PROMPT:
Retype each line of the material exactly, please, skipping any picture in it.

──────── LISTED ENTRIES ────────

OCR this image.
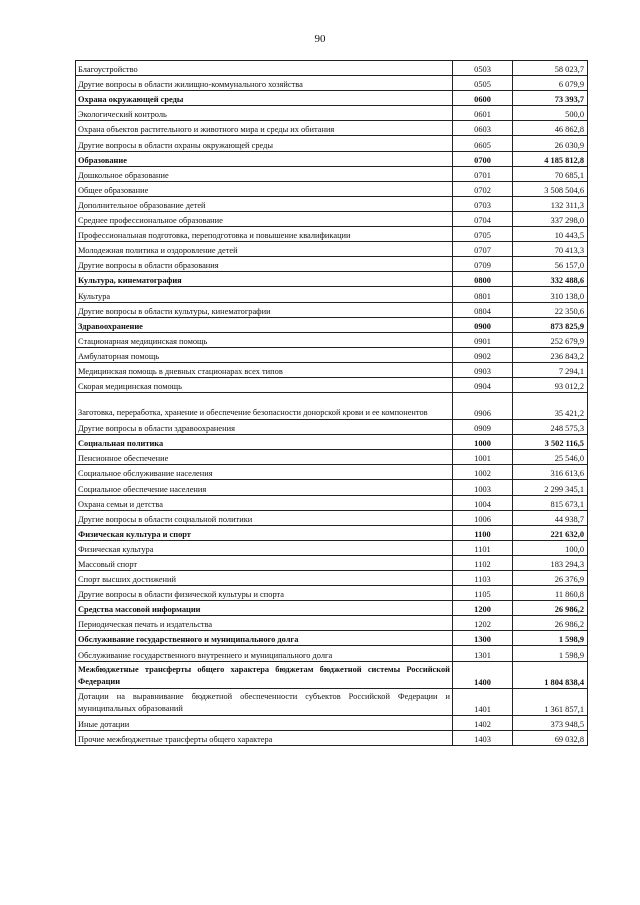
90
Благоустройство	0503	58 023,7
Другие вопросы в области жилищно-коммунального хозяйства	0505	6 079,9
Охрана окружающей среды	0600	73 393,7
Экологический контроль	0601	500,0
Охрана объектов растительного и животного мира и среды их обитания	0603	46 862,8
Другие вопросы в области охраны окружающей среды	0605	26 030,9
Образование	0700	4 185 812,8
Дошкольное образование	0701	70 685,1
Общее образование	0702	3 508 504,6
Дополнительное образование детей	0703	132 311,3
Среднее профессиональное образование	0704	337 298,0
Профессиональная подготовка, переподготовка и повышение квалификации	0705	10 443,5
Молодежная политика и оздоровление детей	0707	70 413,3
Другие вопросы в области образования	0709	56 157,0
Культура, кинематография	0800	332 488,6
Культура	0801	310 138,0
Другие вопросы в области культуры, кинематографии	0804	22 350,6
Здравоохранение	0900	873 825,9
Стационарная медицинская помощь	0901	252 679,9
Амбулаторная помощь	0902	236 843,2
Медицинская помощь в дневных стационарах всех типов	0903	7 294,1
Скорая медицинская помощь	0904	93 012,2
Заготовка, переработка, хранение и обеспечение безопасности донорской крови и ее компонентов	0906	35 421,2
Другие вопросы в области здравоохранения	0909	248 575,3
Социальная политика	1000	3 502 116,5
Пенсионное обеспечение	1001	25 546,0
Социальное обслуживание населения	1002	316 613,6
Социальное обеспечение населения	1003	2 299 345,1
Охрана семьи и детства	1004	815 673,1
Другие вопросы в области социальной политики	1006	44 938,7
Физическая культура и спорт	1100	221 632,0
Физическая культура	1101	100,0
Массовый спорт	1102	183 294,3
Спорт высших достижений	1103	26 376,9
Другие вопросы в области физической культуры и спорта	1105	11 860,8
Средства массовой информации	1200	26 986,2
Периодическая печать и издательства	1202	26 986,2
Обслуживание государственного и муниципального долга	1300	1 598,9
Обслуживание государственного внутреннего и муниципального долга	1301	1 598,9
Межбюджетные трансферты общего характера бюджетам бюджетной системы Российской Федерации	1400	1 804 838,4
Дотации на выравнивание бюджетной обеспеченности субъектов Российской Федерации и муниципальных образований	1401	1 361 857,1
Иные дотации	1402	373 948,5
Прочие межбюджетные трансферты общего характера	1403	69 032,8
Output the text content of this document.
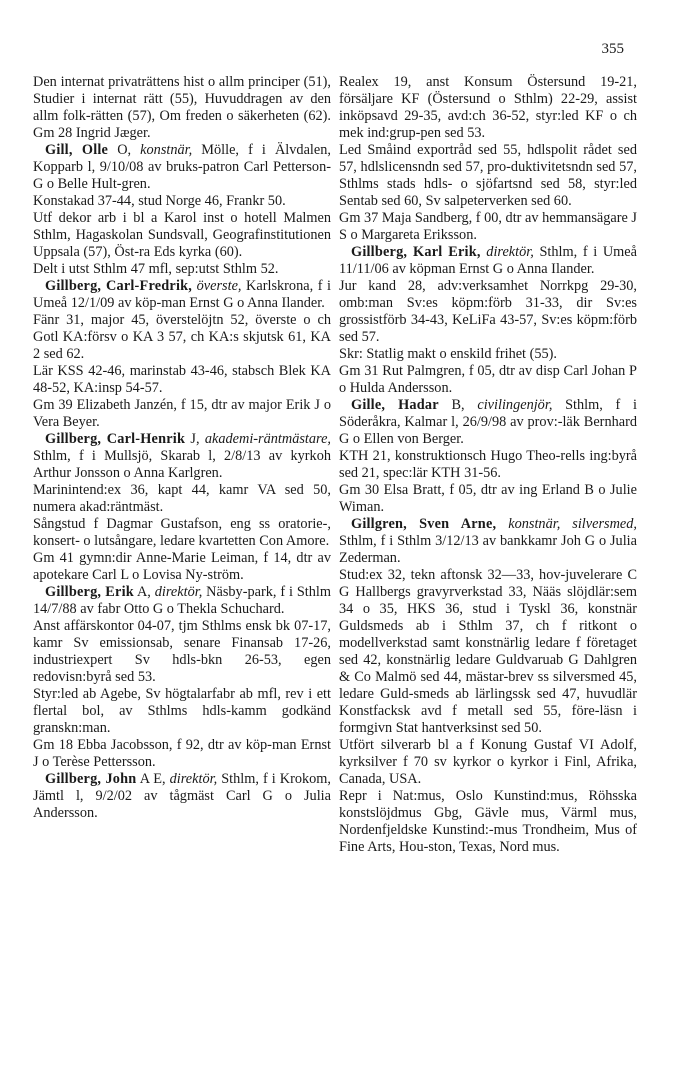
355

Den internat privaträttens hist o allm principer (51), Studier i internat rätt (55), Huvuddragen av den allm folk-rätten (57), Om freden o säkerheten (62). Gm 28 Ingrid Jæger.

Gill, Olle O, konstnär, Mölle, f i Älvdalen, Kopparb l, 9/10/08 av bruks-patron Carl Petterson-G o Belle Hult-gren.

Konstakad 37-44, stud Norge 46, Frankr 50.

Utf dekor arb i bl a Karol inst o hotell Malmen Sthlm, Hagaskolan Sundsvall, Geografinstitutionen Uppsala (57), Öst-ra Eds kyrka (60).

Delt i utst Sthlm 47 mfl, sep:utst Sthlm 52.

Gillberg, Carl-Fredrik, överste, Karlskrona, f i Umeå 12/1/09 av köp-man Ernst G o Anna Ilander.

Fänr 31, major 45, överstelöjtn 52, överste o ch Gotl KA:försv o KA 3 57, ch KA:s skjutsk 61, KA 2 sed 62.

Lär KSS 42-46, marinstab 43-46, stabsch Blek KA 48-52, KA:insp 54-57.

Gm 39 Elizabeth Janzén, f 15, dtr av major Erik J o Vera Beyer.

Gillberg, Carl-Henrik J, akademi-räntmästare, Sthlm, f i Mullsjö, Skarab l, 2/8/13 av kyrkoh Arthur Jonsson o Anna Karlgren.

Marinintend:ex 36, kapt 44, kamr VA sed 50, numera akad:räntmäst.

Sångstud f Dagmar Gustafson, eng ss oratorie-, konsert- o lutsångare, ledare kvartetten Con Amore.

Gm 41 gymn:dir Anne-Marie Leiman, f 14, dtr av apotekare Carl L o Lovisa Ny-ström.

Gillberg, Erik A, direktör, Näsby-park, f i Sthlm 14/7/88 av fabr Otto G o Thekla Schuchard.

Anst affärskontor 04-07, tjm Sthlms ensk bk 07-17, kamr Sv emissionsab, senare Finansab 17-26, industriexpert Sv hdls-bkn 26-53, egen redovisn:byrå sed 53.

Styr:led ab Agebe, Sv högtalarfabr ab mfl, rev i ett flertal bol, av Sthlms hdls-kamm godkänd granskn:man.

Gm 18 Ebba Jacobsson, f 92, dtr av köp-man Ernst J o Terèse Pettersson.

Gillberg, John A E, direktör, Sthlm, f i Krokom, Jämtl l, 9/2/02 av tågmäst Carl G o Julia Andersson.

Realex 19, anst Konsum Östersund 19-21, försäljare KF (Östersund o Sthlm) 22-29, assist inköpsavd 29-35, avd:ch 36-52, styr:led KF o ch mek ind:grup-pen sed 53.

Led Småind exportråd sed 55, hdlspolit rådet sed 57, hdlslicensndn sed 57, pro-duktivitetsndn sed 57, Sthlms stads hdls- o sjöfartsnd sed 58, styr:led Sentab sed 60, Sv salpeterverken sed 60.

Gm 37 Maja Sandberg, f 00, dtr av hemmansägare J S o Margareta Eriksson.

Gillberg, Karl Erik, direktör, Sthlm, f i Umeå 11/11/06 av köpman Ernst G o Anna Ilander.

Jur kand 28, adv:verksamhet Norrkpg 29-30, omb:man Sv:es köpm:förb 31-33, dir Sv:es grossistförb 34-43, KeLiFa 43-57, Sv:es köpm:förb sed 57.

Skr: Statlig makt o enskild frihet (55).

Gm 31 Rut Palmgren, f 05, dtr av disp Carl Johan P o Hulda Andersson.

Gille, Hadar B, civilingenjör, Sthlm, f i Söderåkra, Kalmar l, 26/9/98 av prov:-läk Bernhard G o Ellen von Berger.

KTH 21, konstruktionsch Hugo Theo-rells ing:byrå sed 21, spec:lär KTH 31-56.

Gm 30 Elsa Bratt, f 05, dtr av ing Erland B o Julie Wiman.

Gillgren, Sven Arne, konstnär, silversmed, Sthlm, f i Sthlm 3/12/13 av bankkamr Joh G o Julia Zederman.

Stud:ex 32, tekn aftonsk 32—33, hov-juvelerare C G Hallbergs gravyrverkstad 33, Nääs slöjdlär:sem 34 o 35, HKS 36, stud i Tyskl 36, konstnär Guldsmeds ab i Sthlm 37, ch f ritkont o modellverkstad samt konstnärlig ledare f företaget sed 42, konstnärlig ledare Guldvaruab G Dahlgren & Co Malmö sed 44, mästar-brev ss silversmed 45, ledare Guld-smeds ab lärlingssk sed 47, huvudlär Konstfacksk avd f metall sed 55, före-läsn i formgivn Stat hantverksinst sed 50.

Utfört silverarb bl a f Konung Gustaf VI Adolf, kyrksilver f 70 sv kyrkor o kyrkor i Finl, Afrika, Canada, USA.

Repr i Nat:mus, Oslo Kunstind:mus, Röhsska konstslöjdmus Gbg, Gävle mus, Värml mus, Nordenfjeldske Kunstind:-mus Trondheim, Mus of Fine Arts, Hou-ston, Texas, Nord mus.
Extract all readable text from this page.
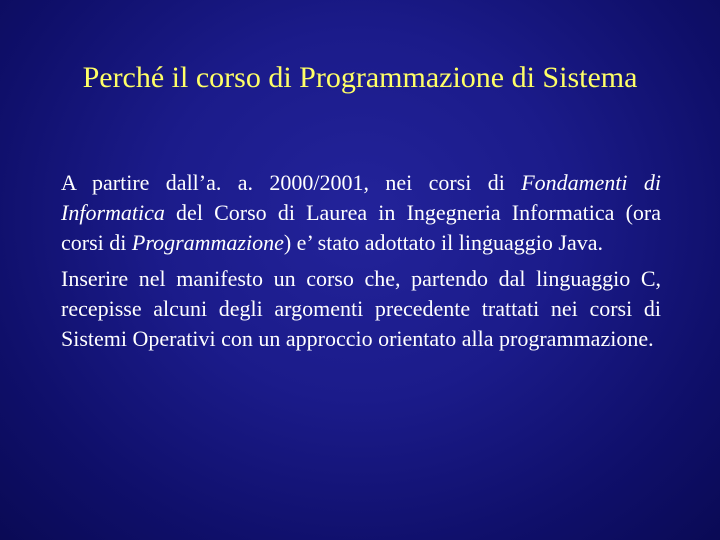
Perché il corso di Programmazione di Sistema

A partire dall’a. a. 2000/2001, nei corsi di Fondamenti di Informatica del Corso di Laurea in Ingegneria Informatica (ora corsi di Programmazione) e’ stato adottato il linguaggio Java.

Inserire nel manifesto un corso che, partendo dal linguaggio C, recepisse alcuni degli argomenti precedente trattati nei corsi di Sistemi Operativi con un approccio orientato alla programmazione.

────────

ANSWER TO THIS PROBLEM:
OCR this image.
90
Благоустройство	0503	58 023,7
Другие вопросы в области жилищно-коммунального хозяйства	0505	6 079,9
Охрана окружающей среды	0600	73 393,7
Экологический контроль	0601	500,0
Охрана объектов растительного и животного мира и среды их обитания	0603	46 862,8
Другие вопросы в области охраны окружающей среды	0605	26 030,9
Образование	0700	4 185 812,8
Дошкольное образование	0701	70 685,1
Общее образование	0702	3 508 504,6
Дополнительное образование детей	0703	132 311,3
Среднее профессиональное образование	0704	337 298,0
Профессиональная подготовка, переподготовка и повышение квалификации	0705	10 443,5
Молодежная политика и оздоровление детей	0707	70 413,3
Другие вопросы в области образования	0709	56 157,0
Культура, кинематография	0800	332 488,6
Культура	0801	310 138,0
Другие вопросы в области культуры, кинематографии	0804	22 350,6
Здравоохранение	0900	873 825,9
Стационарная медицинская помощь	0901	252 679,9
Амбулаторная помощь	0902	236 843,2
Медицинская помощь в дневных стационарах всех типов	0903	7 294,1
Скорая медицинская помощь	0904	93 012,2
Заготовка, переработка, хранение и обеспечение безопасности донорской крови и ее компонентов	0906	35 421,2
Другие вопросы в области здравоохранения	0909	248 575,3
Социальная политика	1000	3 502 116,5
Пенсионное обеспечение	1001	25 546,0
Социальное обслуживание населения	1002	316 613,6
Социальное обеспечение населения	1003	2 299 345,1
Охрана семьи и детства	1004	815 673,1
Другие вопросы в области социальной политики	1006	44 938,7
Физическая культура и спорт	1100	221 632,0
Физическая культура	1101	100,0
Массовый спорт	1102	183 294,3
Спорт высших достижений	1103	26 376,9
Другие вопросы в области физической культуры и спорта	1105	11 860,8
Средства массовой информации	1200	26 986,2
Периодическая печать и издательства	1202	26 986,2
Обслуживание государственного и муниципального долга	1300	1 598,9
Обслуживание государственного внутреннего и муниципального долга	1301	1 598,9
Межбюджетные трансферты общего характера бюджетам бюджетной системы Российской Федерации	1400	1 804 838,4
Дотации на выравнивание бюджетной обеспеченности субъектов Российской Федерации и муниципальных образований	1401	1 361 857,1
Иные дотации	1402	373 948,5
Прочие межбюджетные трансферты общего характера	1403	69 032,8
Output the text content of this document.
355

Den internat privaträttens hist o allm principer (51), Studier i internat rätt (55), Huvuddragen av den allm folk-rätten (57), Om freden o säkerheten (62). Gm 28 Ingrid Jæger.

Gill, Olle O, konstnär, Mölle, f i Älvdalen, Kopparb l, 9/10/08 av bruks-patron Carl Petterson-G o Belle Hult-gren.

Konstakad 37-44, stud Norge 46, Frankr 50.

Utf dekor arb i bl a Karol inst o hotell Malmen Sthlm, Hagaskolan Sundsvall, Geografinstitutionen Uppsala (57), Öst-ra Eds kyrka (60).

Delt i utst Sthlm 47 mfl, sep:utst Sthlm 52.

Gillberg, Carl-Fredrik, överste, Karlskrona, f i Umeå 12/1/09 av köp-man Ernst G o Anna Ilander.

Fänr 31, major 45, överstelöjtn 52, överste o ch Gotl KA:försv o KA 3 57, ch KA:s skjutsk 61, KA 2 sed 62.

Lär KSS 42-46, marinstab 43-46, stabsch Blek KA 48-52, KA:insp 54-57.

Gm 39 Elizabeth Janzén, f 15, dtr av major Erik J o Vera Beyer.

Gillberg, Carl-Henrik J, akademi-räntmästare, Sthlm, f i Mullsjö, Skarab l, 2/8/13 av kyrkoh Arthur Jonsson o Anna Karlgren.

Marinintend:ex 36, kapt 44, kamr VA sed 50, numera akad:räntmäst.

Sångstud f Dagmar Gustafson, eng ss oratorie-, konsert- o lutsångare, ledare kvartetten Con Amore.

Gm 41 gymn:dir Anne-Marie Leiman, f 14, dtr av apotekare Carl L o Lovisa Ny-ström.

Gillberg, Erik A, direktör, Näsby-park, f i Sthlm 14/7/88 av fabr Otto G o Thekla Schuchard.

Anst affärskontor 04-07, tjm Sthlms ensk bk 07-17, kamr Sv emissionsab, senare Finansab 17-26, industriexpert Sv hdls-bkn 26-53, egen redovisn:byrå sed 53.

Styr:led ab Agebe, Sv högtalarfabr ab mfl, rev i ett flertal bol, av Sthlms hdls-kamm godkänd granskn:man.

Gm 18 Ebba Jacobsson, f 92, dtr av köp-man Ernst J o Terèse Pettersson.

Gillberg, John A E, direktör, Sthlm, f i Krokom, Jämtl l, 9/2/02 av tågmäst Carl G o Julia Andersson.

Realex 19, anst Konsum Östersund 19-21, försäljare KF (Östersund o Sthlm) 22-29, assist inköpsavd 29-35, avd:ch 36-52, styr:led KF o ch mek ind:grup-pen sed 53.

Led Småind exportråd sed 55, hdlspolit rådet sed 57, hdlslicensndn sed 57, pro-duktivitetsndn sed 57, Sthlms stads hdls- o sjöfartsnd sed 58, styr:led Sentab sed 60, Sv salpeterverken sed 60.

Gm 37 Maja Sandberg, f 00, dtr av hemmansägare J S o Margareta Eriksson.

Gillberg, Karl Erik, direktör, Sthlm, f i Umeå 11/11/06 av köpman Ernst G o Anna Ilander.

Jur kand 28, adv:verksamhet Norrkpg 29-30, omb:man Sv:es köpm:förb 31-33, dir Sv:es grossistförb 34-43, KeLiFa 43-57, Sv:es köpm:förb sed 57.

Skr: Statlig makt o enskild frihet (55).

Gm 31 Rut Palmgren, f 05, dtr av disp Carl Johan P o Hulda Andersson.

Gille, Hadar B, civilingenjör, Sthlm, f i Söderåkra, Kalmar l, 26/9/98 av prov:-läk Bernhard G o Ellen von Berger.

KTH 21, konstruktionsch Hugo Theo-rells ing:byrå sed 21, spec:lär KTH 31-56.

Gm 30 Elsa Bratt, f 05, dtr av ing Erland B o Julie Wiman.

Gillgren, Sven Arne, konstnär, silversmed, Sthlm, f i Sthlm 3/12/13 av bankkamr Joh G o Julia Zederman.

Stud:ex 32, tekn aftonsk 32—33, hov-juvelerare C G Hallbergs gravyrverkstad 33, Nääs slöjdlär:sem 34 o 35, HKS 36, stud i Tyskl 36, konstnär Guldsmeds ab i Sthlm 37, ch f ritkont o modellverkstad samt konstnärlig ledare f företaget sed 42, konstnärlig ledare Guldvaruab G Dahlgren & Co Malmö sed 44, mästar-brev ss silversmed 45, ledare Guld-smeds ab lärlingssk sed 47, huvudlär Konstfacksk avd f metall sed 55, före-läsn i formgivn Stat hantverksinst sed 50.

Utfört silverarb bl a f Konung Gustaf VI Adolf, kyrksilver f 70 sv kyrkor o kyrkor i Finl, Afrika, Canada, USA.

Repr i Nat:mus, Oslo Kunstind:mus, Röhsska konstslöjdmus Gbg, Gävle mus, Värml mus, Nordenfjeldske Kunstind:-mus Trondheim, Mus of Fine Arts, Hou-ston, Texas, Nord mus.
Extract all readable text from this page.
Perché il corso di Programmazione di Sistema

A partire dall’a. a. 2000/2001, nei corsi di Fondamenti di Informatica del Corso di Laurea in Ingegneria Informatica (ora corsi di Programmazione) e’ stato adottato il linguaggio Java.

Inserire nel manifesto un corso che, partendo dal linguaggio C, recepisse alcuni degli argomenti precedente trattati nei corsi di Sistemi Operativi con un approccio orientato alla programmazione.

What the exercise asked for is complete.